| Instruction |
Give the number of lines below that contain "caption", with no other output.

[Collection entries]

————————

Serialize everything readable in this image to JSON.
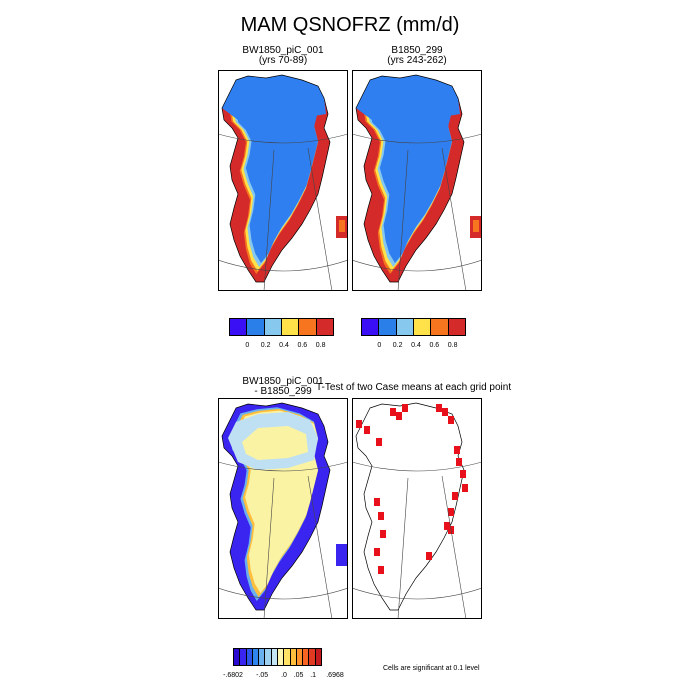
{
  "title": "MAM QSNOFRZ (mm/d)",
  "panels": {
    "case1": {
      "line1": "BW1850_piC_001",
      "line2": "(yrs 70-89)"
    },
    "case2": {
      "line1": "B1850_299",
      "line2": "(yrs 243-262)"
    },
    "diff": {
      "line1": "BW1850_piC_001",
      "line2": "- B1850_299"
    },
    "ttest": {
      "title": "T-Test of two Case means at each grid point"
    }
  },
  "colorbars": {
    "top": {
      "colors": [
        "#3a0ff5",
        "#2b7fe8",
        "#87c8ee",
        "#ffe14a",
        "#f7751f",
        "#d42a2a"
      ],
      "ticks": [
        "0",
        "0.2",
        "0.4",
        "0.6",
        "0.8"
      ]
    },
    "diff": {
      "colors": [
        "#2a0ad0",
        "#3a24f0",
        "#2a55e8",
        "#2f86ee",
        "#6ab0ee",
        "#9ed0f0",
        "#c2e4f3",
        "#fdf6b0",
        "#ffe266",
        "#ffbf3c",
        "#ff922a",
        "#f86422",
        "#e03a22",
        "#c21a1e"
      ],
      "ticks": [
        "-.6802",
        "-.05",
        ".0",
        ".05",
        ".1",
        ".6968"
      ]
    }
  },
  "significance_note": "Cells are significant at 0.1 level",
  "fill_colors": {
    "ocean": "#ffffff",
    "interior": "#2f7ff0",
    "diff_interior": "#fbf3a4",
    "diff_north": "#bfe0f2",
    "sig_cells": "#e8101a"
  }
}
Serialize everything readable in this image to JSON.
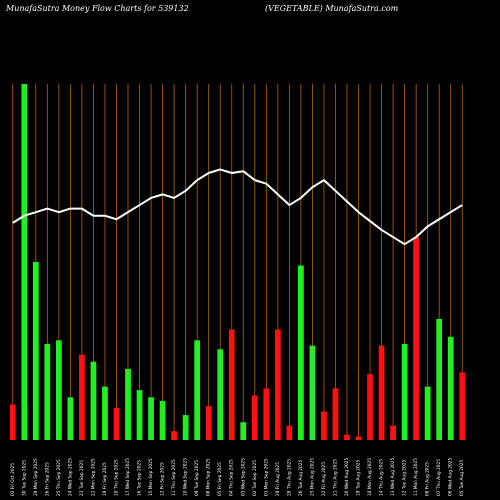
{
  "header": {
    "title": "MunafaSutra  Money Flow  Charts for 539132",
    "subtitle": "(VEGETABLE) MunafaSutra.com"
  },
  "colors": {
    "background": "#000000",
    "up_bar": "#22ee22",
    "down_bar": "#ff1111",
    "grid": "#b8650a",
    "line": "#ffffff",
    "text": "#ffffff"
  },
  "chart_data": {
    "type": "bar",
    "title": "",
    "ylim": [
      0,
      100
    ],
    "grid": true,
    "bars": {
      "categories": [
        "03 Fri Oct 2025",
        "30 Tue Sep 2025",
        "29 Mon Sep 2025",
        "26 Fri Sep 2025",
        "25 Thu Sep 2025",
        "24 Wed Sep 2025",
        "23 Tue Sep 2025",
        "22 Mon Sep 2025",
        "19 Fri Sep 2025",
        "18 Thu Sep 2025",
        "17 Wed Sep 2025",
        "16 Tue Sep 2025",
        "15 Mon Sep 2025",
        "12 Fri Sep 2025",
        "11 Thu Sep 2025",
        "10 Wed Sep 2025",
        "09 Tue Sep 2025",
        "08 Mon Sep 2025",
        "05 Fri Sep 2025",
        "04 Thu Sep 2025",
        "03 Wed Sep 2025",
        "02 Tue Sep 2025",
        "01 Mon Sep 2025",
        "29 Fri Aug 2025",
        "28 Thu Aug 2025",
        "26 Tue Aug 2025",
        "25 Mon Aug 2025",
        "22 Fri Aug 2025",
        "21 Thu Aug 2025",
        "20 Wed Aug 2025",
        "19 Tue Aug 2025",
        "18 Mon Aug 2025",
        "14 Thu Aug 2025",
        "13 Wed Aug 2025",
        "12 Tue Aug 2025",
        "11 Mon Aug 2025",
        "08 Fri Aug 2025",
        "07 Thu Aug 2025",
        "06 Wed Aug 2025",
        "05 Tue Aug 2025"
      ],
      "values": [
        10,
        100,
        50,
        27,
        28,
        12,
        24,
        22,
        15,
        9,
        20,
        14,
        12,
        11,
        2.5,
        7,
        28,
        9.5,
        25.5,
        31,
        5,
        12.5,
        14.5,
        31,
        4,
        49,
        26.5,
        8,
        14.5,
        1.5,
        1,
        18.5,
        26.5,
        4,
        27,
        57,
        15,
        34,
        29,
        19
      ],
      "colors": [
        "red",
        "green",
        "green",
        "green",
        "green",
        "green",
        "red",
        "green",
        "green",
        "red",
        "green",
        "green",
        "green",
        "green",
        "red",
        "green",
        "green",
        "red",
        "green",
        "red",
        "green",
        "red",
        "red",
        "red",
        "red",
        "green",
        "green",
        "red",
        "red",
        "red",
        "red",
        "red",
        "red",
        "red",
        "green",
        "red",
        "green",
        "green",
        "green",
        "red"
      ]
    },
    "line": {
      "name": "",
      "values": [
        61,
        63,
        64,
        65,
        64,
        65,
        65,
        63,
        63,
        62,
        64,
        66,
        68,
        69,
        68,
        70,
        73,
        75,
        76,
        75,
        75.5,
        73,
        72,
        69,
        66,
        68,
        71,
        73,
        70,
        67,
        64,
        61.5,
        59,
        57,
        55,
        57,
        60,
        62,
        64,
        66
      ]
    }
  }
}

————————

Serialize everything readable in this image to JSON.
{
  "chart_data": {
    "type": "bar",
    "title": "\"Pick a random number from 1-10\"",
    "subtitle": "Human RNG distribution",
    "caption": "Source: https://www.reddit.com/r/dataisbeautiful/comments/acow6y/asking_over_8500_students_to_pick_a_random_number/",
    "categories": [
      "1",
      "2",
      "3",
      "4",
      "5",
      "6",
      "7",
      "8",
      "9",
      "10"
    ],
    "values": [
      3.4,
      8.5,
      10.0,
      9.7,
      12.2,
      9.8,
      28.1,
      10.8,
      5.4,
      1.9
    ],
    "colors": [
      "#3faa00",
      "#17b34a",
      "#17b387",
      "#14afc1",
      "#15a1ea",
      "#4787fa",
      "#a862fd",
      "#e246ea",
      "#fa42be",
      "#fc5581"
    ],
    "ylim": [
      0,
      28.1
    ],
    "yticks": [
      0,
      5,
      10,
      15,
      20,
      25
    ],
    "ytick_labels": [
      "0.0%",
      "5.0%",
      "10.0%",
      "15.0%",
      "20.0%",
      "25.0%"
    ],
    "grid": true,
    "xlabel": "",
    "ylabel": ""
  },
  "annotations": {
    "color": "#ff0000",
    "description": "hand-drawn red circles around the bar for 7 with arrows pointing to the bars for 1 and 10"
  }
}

————————

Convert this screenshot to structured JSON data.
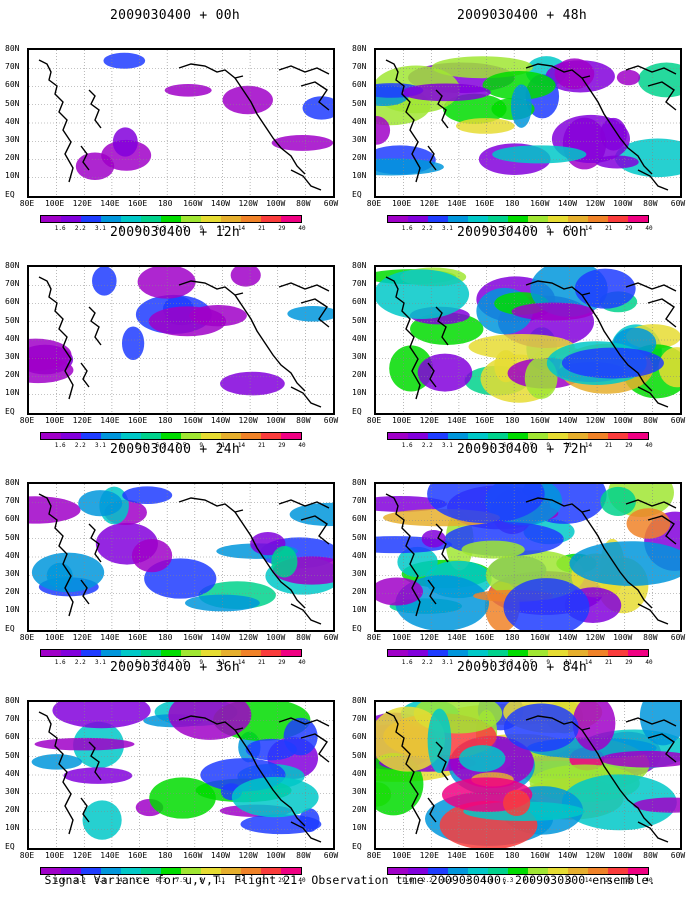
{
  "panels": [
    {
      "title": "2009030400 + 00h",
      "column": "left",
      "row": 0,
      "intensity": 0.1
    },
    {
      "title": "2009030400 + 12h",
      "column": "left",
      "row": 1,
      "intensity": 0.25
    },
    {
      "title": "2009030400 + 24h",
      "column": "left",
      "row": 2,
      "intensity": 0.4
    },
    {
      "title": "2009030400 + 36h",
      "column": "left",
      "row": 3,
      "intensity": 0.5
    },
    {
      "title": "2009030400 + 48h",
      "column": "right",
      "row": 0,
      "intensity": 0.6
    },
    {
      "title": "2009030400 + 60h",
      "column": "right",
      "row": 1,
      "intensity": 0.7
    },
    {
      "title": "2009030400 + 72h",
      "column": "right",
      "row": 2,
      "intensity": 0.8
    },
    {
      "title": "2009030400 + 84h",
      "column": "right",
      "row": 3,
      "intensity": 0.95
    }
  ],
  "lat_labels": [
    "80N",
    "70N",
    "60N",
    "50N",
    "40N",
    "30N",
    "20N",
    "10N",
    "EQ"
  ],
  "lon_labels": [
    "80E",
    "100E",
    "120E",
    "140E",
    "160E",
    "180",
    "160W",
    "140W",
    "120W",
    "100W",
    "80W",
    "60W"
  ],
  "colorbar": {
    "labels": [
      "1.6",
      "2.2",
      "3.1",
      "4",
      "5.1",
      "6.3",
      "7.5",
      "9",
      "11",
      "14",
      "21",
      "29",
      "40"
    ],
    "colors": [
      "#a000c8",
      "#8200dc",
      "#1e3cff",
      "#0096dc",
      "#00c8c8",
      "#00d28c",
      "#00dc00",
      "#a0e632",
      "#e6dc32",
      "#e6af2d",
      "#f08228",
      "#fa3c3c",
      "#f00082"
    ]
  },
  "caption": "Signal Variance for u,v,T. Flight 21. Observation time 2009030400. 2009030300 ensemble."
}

————————

| Exercise result |
2